WHAT THIS EXERCISE ASKS:
[1] List every bank that the text about Kora Jahanabad names.
[2] Carry on the text about Kora Jahanabad from its last sentence.

TEXT SEGMENT:
Kora Jahanabad is a town in Fatehpur district and in Indian state of Uttar Pradesh. It is located on Kora Road, about 6 km east of Jahanabad, about 43 km south of Kanpur, 78 km west by northwest of Fatehpur, and 480 km southeast of Delhi. Local people also call it "Jahanabad".

Economy
It has many banks, such as Baroda UP Gramin Bank, State Bank of India, Bank of Baroda, Central Bank of India, Cooperative Bank, ATMs, all two wheelers showrooms and service centres. Post office is situated in the town with its services. Buses go to Kanpur in every 45 minutes. It has a big power house, water tanks and petrol pumps to full fill all the requirements of the residents. City is endowed with a bus stand of UPSRTC, which connect it to near by places and also to big cities like Auraiya, Etawah, Kanpur, Lucknow, Delhi etc. The roadways bus service is for 24 hours. Buses comes from Fatehpur depot, Auraiya depot, Etawah depot, Kidwainagar depot etc.

DATA FOR ANALYSIS:
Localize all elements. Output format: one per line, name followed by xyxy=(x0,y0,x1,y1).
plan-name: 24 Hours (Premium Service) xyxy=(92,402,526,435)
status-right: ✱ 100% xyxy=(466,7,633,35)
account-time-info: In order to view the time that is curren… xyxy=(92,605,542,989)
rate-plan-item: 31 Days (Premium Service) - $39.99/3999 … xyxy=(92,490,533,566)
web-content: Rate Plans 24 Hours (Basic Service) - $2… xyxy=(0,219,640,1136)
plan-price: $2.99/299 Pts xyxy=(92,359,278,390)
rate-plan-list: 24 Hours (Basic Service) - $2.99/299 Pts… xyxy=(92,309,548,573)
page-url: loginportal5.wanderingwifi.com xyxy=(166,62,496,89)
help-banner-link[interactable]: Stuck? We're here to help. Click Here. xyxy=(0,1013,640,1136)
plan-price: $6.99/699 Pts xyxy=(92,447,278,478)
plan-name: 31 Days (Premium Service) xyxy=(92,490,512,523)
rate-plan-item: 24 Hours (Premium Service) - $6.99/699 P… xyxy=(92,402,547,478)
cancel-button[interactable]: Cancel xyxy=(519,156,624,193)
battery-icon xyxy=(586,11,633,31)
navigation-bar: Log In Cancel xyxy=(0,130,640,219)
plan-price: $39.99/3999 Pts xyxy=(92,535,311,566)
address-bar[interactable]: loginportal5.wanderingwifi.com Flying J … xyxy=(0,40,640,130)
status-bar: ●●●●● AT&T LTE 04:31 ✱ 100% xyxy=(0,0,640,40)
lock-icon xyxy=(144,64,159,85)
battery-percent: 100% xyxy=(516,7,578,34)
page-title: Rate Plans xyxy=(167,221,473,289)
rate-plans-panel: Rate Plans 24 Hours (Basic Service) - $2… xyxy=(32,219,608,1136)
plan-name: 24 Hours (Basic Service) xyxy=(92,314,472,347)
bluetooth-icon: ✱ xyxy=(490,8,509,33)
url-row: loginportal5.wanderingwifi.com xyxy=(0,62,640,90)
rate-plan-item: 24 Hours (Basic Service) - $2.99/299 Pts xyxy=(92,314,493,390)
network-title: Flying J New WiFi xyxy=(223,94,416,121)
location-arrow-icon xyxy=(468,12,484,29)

RESPONSES TO THE EXERCISE:
[1] Baroda UP Gramin Bank, State Bank of India, Bank of Baroda, Central Bank of India, Cooperative Bank

[2]
Demographics & Politics 
Kora Jahanabad is the consistency in Fatehpur district. As of 2011 India census, Kora Jahanabad had a population of 26,359 out of which males were 13,898 and females were 12,461.The average literacy rate was 72.44%, lower than the national average of 74.04%: male literacy is 78.32%, and female literacy is 65.93%. The sex ratio was 897 women per every 1000 men. Also as per Census , the Child Sex Ratio was 864. Kora Jahanabad has a Municipal Body Called Nagar Panchayat Kora Jahanabad. The First Chairman or Nagar Panchayat President was Swargiya Satyadev Gupta. Swargiya Satyadev Gupta was also a Social Worker Belongs from Landlord and Powerful Political Family Of Jahanabad. So, Many Social Works Done By him and Many Lands Are Also Donated By him Such As Town Area Or Nagar Panchayat Land, Power House Land, Ram Leela Maidan, and Many more Lands. In 1952, First, Member Of Legislative Assembly or MLA or Vidhayak Of Jahanabad is Contested Election By the Support Of Swargiya Satyapal Gupta Lamabardar and All Financial Expenses and Muscle Power Of Election are Picked up By Him. Satyapal Gupta [Lambardar] Was Also a Social Worker and has Donated Many Lands Such As in Bhoodan Andolan he Donated 40 Acres Land Near Khajua , Arya Samaj Temple Land in Jahanabad, Adarsh Inter College Land in Jahanabad, Balika Vidhyalaya Land in Jahanabad. He is Also a Founder of Adarsh Inter College, Jahanabad. Swargiya Satyapal Gupta [Lambardar] and Swargiya Satyadev Gupta [Ex-Chairman] is Very Famous Personality.His Name and Fame is Spread Over Many Districts of Central Uttar Pradesh. About All Ministers, MP's & MLA's are Keeps on Coming. This Landlord Family Has Also a Big and Famous Hindu Temple Called Ram Janki Dham or Ram Talai Mandir in Jahanabad. Currently, Mr. Mukul Gupta is the Sarvakaar of Ram Janki Dham or Ram Talai Mandir. Currently, Smt. Rabiya Khatoon is Chairman of Nagar Panchayat Kora Jahanabad.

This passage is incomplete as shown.